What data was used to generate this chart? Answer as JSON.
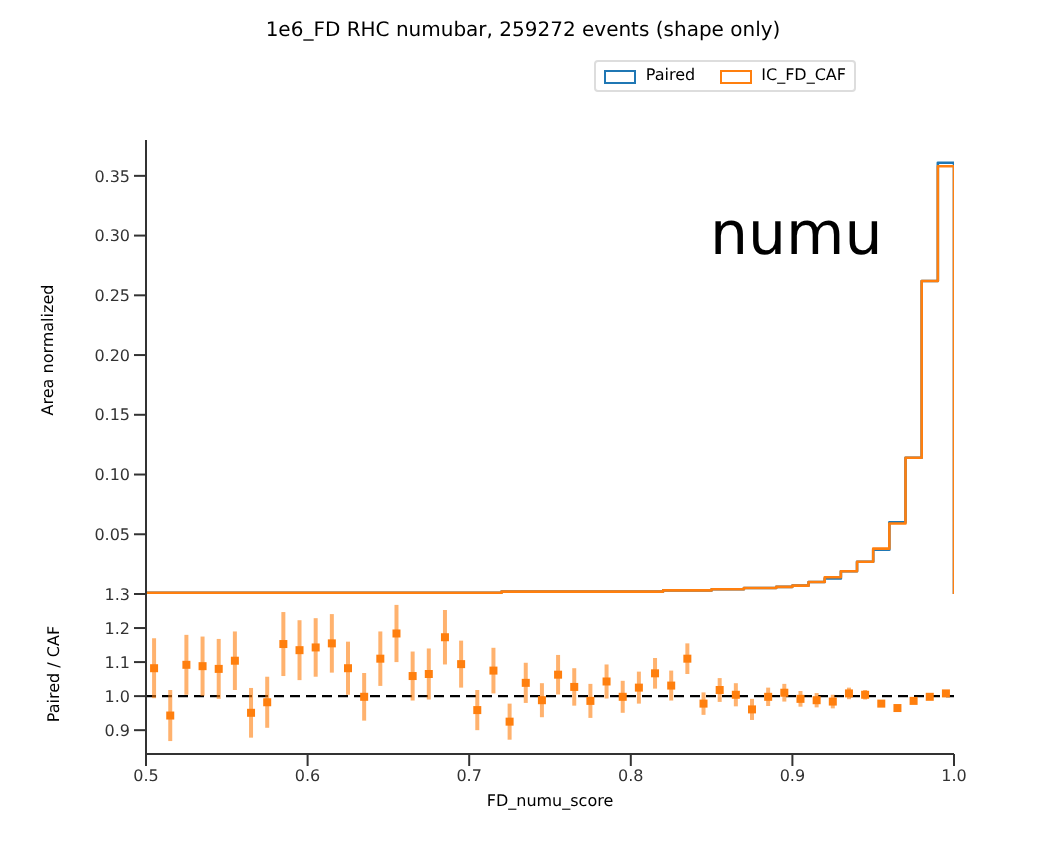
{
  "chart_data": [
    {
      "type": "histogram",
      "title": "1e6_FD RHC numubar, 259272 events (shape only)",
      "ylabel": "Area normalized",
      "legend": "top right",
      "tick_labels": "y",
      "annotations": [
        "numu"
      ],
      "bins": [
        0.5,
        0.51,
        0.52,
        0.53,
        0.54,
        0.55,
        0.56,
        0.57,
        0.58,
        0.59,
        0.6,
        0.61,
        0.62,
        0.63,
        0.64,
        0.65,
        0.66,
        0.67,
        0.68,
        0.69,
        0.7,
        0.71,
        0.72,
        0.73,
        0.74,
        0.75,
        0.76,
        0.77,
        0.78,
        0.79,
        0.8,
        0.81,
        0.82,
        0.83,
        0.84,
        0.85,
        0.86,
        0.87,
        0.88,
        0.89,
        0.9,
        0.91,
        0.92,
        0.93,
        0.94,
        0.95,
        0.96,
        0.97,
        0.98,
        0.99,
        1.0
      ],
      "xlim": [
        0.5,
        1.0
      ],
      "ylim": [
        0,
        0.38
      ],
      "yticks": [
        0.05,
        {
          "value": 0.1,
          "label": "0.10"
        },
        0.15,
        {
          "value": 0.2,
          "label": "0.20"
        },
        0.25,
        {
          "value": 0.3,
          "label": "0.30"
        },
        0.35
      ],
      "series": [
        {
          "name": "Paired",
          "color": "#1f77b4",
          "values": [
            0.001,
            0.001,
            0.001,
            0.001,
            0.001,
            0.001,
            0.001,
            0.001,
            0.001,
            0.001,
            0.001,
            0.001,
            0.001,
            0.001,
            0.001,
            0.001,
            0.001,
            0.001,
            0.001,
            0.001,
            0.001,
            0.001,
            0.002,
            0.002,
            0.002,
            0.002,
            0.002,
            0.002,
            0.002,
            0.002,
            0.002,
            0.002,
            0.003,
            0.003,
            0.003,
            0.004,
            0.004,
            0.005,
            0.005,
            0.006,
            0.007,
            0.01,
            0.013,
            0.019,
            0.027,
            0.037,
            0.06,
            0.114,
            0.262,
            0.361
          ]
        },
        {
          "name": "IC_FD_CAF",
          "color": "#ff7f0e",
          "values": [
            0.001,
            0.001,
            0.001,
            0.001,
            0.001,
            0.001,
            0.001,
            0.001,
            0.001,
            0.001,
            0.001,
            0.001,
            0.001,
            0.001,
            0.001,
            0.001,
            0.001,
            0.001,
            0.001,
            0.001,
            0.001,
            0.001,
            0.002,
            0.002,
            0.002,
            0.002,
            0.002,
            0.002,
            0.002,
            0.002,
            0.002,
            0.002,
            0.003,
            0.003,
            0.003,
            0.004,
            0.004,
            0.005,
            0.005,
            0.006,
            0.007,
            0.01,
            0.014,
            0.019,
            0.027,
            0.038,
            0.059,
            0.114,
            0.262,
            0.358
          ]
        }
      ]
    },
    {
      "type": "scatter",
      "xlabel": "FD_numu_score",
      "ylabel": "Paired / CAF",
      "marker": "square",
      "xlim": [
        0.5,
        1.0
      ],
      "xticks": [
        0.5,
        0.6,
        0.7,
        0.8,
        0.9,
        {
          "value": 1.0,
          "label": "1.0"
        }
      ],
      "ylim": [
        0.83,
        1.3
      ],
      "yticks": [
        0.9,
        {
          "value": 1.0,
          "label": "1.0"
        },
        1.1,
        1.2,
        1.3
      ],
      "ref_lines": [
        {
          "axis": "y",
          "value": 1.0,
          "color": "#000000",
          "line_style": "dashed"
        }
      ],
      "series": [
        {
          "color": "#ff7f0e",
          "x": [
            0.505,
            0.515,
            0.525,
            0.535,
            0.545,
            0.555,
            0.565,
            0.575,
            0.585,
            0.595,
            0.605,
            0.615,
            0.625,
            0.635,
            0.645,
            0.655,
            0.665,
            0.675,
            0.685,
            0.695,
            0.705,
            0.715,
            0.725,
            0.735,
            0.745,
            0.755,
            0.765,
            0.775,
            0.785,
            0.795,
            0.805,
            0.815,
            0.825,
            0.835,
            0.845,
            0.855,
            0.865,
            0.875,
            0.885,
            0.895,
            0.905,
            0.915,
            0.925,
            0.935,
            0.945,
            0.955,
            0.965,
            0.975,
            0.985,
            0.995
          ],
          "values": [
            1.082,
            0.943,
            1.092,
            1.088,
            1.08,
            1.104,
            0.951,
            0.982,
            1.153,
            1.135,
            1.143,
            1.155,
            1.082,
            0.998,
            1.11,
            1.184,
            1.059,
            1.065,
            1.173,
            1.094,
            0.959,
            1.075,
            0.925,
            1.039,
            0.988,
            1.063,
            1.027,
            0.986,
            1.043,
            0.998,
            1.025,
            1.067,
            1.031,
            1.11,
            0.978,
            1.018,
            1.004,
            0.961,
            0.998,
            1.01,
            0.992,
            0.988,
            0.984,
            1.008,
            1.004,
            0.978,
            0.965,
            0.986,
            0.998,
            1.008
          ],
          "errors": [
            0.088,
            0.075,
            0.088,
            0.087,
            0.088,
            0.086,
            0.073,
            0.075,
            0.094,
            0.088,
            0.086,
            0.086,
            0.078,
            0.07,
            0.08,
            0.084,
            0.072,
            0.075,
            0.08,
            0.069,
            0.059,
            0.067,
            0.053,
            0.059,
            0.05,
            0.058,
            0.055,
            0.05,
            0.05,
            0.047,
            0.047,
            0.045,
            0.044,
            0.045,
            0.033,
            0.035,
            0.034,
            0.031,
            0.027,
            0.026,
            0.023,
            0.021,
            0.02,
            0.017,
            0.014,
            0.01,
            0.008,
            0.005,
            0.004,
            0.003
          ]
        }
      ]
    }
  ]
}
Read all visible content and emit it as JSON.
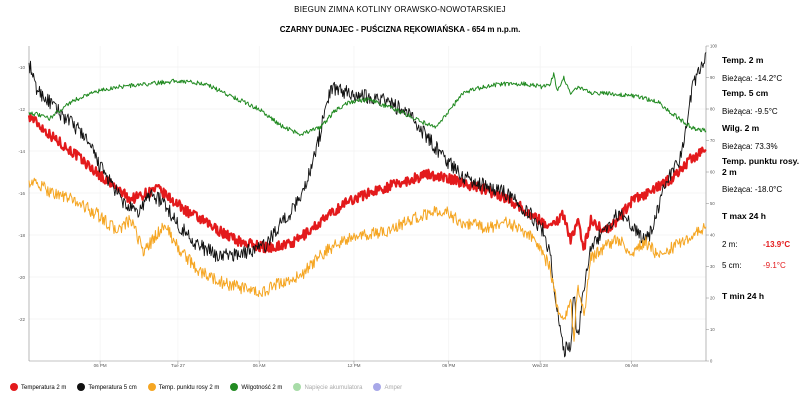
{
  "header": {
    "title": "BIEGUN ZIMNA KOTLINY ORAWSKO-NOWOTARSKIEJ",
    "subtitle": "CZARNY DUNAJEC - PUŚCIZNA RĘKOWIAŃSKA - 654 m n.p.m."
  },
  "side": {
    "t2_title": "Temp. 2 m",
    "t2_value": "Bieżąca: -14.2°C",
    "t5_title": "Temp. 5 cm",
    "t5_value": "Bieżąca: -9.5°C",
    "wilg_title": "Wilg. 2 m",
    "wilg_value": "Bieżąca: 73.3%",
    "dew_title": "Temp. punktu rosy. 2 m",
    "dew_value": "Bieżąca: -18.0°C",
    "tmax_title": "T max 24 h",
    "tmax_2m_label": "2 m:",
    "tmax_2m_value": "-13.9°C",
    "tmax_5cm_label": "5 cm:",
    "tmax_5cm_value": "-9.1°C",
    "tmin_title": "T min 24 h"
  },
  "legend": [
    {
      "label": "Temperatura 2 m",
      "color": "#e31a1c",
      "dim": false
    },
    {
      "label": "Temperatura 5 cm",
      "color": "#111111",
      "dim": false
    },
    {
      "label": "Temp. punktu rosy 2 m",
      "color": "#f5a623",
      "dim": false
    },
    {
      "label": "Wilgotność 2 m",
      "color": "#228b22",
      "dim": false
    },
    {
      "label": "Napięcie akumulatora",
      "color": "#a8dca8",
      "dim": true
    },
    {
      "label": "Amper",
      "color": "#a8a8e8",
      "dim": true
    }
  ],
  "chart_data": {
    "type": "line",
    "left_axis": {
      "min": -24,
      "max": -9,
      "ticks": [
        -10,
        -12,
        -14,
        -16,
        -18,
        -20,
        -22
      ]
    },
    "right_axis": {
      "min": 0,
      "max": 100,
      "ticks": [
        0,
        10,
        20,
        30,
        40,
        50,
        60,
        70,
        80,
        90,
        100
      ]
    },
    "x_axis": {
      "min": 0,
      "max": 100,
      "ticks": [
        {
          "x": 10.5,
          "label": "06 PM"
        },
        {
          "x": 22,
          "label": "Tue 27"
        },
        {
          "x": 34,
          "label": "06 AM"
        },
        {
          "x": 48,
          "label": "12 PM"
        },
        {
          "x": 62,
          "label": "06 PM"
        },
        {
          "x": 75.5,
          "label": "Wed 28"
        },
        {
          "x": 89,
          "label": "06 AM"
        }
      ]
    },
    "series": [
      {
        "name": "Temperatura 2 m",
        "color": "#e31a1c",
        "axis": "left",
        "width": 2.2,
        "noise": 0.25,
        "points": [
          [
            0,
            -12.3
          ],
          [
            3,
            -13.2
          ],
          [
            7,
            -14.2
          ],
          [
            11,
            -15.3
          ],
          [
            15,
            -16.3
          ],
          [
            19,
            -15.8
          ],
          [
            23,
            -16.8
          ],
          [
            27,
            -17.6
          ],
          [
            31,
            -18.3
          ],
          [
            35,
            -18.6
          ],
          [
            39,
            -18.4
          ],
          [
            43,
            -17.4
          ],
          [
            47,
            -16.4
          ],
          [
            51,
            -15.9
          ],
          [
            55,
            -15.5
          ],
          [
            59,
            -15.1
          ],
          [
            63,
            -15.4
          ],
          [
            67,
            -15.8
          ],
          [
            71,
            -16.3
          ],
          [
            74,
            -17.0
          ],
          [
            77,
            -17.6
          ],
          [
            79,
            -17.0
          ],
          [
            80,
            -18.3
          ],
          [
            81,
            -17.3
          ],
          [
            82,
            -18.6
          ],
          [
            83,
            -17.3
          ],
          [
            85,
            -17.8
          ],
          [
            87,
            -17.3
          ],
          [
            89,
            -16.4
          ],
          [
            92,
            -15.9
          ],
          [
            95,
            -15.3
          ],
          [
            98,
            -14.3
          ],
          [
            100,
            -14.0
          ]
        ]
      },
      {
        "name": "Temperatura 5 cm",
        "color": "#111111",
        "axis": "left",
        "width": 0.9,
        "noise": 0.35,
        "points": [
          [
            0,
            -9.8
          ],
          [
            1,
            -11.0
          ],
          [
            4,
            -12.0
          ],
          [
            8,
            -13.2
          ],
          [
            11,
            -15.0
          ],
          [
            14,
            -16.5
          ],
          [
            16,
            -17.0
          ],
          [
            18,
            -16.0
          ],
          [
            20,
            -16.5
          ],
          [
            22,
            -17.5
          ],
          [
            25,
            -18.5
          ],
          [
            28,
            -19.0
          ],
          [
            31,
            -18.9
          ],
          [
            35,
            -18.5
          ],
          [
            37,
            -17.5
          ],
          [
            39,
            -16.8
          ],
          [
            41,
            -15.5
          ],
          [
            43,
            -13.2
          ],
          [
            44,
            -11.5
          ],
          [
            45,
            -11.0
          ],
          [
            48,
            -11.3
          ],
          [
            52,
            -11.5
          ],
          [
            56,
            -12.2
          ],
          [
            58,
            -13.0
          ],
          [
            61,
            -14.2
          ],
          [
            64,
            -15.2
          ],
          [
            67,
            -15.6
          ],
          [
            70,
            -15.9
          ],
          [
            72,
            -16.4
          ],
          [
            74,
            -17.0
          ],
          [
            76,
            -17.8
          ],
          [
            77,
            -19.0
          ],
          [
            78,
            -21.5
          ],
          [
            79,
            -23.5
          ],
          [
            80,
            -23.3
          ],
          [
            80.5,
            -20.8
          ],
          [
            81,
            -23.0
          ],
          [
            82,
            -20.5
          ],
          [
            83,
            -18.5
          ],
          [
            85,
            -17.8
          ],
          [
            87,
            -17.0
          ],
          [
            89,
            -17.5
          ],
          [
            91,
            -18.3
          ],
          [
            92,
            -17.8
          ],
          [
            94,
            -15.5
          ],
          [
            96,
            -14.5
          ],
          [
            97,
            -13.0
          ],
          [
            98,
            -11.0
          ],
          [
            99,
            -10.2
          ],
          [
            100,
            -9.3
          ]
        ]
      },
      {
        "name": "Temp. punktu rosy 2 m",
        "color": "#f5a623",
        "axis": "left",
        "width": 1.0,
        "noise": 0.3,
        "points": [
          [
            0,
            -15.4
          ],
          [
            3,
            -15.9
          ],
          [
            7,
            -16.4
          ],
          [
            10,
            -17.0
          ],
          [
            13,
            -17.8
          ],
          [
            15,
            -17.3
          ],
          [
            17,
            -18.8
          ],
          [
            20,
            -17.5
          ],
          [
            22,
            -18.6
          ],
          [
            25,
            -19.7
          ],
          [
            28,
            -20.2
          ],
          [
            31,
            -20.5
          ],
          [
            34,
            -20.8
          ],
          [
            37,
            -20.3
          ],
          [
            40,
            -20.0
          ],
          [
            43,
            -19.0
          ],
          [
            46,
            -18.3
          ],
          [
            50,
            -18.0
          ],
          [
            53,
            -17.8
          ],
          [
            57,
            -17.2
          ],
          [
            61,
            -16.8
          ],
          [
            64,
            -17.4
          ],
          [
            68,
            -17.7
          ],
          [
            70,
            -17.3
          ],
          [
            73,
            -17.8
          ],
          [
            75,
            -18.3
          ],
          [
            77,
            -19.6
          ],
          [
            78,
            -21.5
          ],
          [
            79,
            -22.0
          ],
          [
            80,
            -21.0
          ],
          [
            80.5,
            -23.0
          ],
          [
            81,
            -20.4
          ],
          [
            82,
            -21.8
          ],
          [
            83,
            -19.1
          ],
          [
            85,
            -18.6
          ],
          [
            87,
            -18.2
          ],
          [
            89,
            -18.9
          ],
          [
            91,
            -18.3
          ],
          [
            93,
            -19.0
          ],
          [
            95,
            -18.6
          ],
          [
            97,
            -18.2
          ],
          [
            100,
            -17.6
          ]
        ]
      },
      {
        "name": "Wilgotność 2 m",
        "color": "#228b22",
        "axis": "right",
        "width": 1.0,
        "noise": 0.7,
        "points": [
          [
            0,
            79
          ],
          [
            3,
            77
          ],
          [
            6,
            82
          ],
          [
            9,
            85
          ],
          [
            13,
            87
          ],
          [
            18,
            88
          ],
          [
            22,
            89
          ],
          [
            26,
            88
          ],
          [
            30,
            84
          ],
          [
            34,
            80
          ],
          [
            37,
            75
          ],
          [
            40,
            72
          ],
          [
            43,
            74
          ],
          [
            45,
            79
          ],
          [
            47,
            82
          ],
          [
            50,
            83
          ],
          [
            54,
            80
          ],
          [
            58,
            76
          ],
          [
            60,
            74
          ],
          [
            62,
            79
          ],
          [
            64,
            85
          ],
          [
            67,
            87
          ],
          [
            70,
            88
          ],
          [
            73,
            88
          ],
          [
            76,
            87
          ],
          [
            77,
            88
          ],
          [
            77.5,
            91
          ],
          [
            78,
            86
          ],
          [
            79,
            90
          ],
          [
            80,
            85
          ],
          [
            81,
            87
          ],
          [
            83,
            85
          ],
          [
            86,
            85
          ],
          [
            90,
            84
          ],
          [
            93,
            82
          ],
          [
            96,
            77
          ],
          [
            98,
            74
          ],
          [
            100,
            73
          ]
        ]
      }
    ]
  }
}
::::
*Given problem:* Show, from the listing above, each line that contains the word "type".

*Written answer:*
      "type": "histogram",
      "type": "scatter",
    "type": "line",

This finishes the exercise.